Problem:
Copy out each line of the material in which the word "Interesting" appears.

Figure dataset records
* * *

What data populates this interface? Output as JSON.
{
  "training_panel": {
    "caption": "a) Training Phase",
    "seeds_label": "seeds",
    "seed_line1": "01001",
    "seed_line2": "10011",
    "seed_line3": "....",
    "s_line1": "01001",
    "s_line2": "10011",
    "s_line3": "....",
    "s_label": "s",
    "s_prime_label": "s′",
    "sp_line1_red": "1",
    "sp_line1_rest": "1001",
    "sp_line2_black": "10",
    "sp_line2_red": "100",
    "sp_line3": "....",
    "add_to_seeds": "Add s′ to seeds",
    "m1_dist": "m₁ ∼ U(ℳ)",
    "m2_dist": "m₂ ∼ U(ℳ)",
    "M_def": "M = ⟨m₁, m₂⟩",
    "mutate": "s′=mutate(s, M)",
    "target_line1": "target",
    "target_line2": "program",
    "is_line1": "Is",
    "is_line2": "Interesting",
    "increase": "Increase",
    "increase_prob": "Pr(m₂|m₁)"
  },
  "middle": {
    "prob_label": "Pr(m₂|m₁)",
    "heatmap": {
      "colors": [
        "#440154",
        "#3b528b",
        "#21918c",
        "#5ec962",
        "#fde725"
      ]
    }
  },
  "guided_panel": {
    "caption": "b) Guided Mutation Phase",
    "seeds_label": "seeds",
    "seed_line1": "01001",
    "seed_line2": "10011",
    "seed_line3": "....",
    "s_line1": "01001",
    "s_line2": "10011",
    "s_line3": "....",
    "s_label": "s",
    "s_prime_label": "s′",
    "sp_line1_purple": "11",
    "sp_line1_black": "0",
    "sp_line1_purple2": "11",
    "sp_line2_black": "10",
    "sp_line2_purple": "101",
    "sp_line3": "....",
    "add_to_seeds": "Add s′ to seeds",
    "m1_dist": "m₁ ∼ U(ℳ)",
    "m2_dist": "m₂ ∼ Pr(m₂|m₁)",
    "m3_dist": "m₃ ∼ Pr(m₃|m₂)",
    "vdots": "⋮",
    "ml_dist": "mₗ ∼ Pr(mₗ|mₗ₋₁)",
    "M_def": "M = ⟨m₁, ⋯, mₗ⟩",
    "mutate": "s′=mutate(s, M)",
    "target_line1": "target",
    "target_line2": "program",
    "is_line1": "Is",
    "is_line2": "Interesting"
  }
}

* * *

Written answer:
    "is_line2": "Interesting",
    "is_line2": "Interesting"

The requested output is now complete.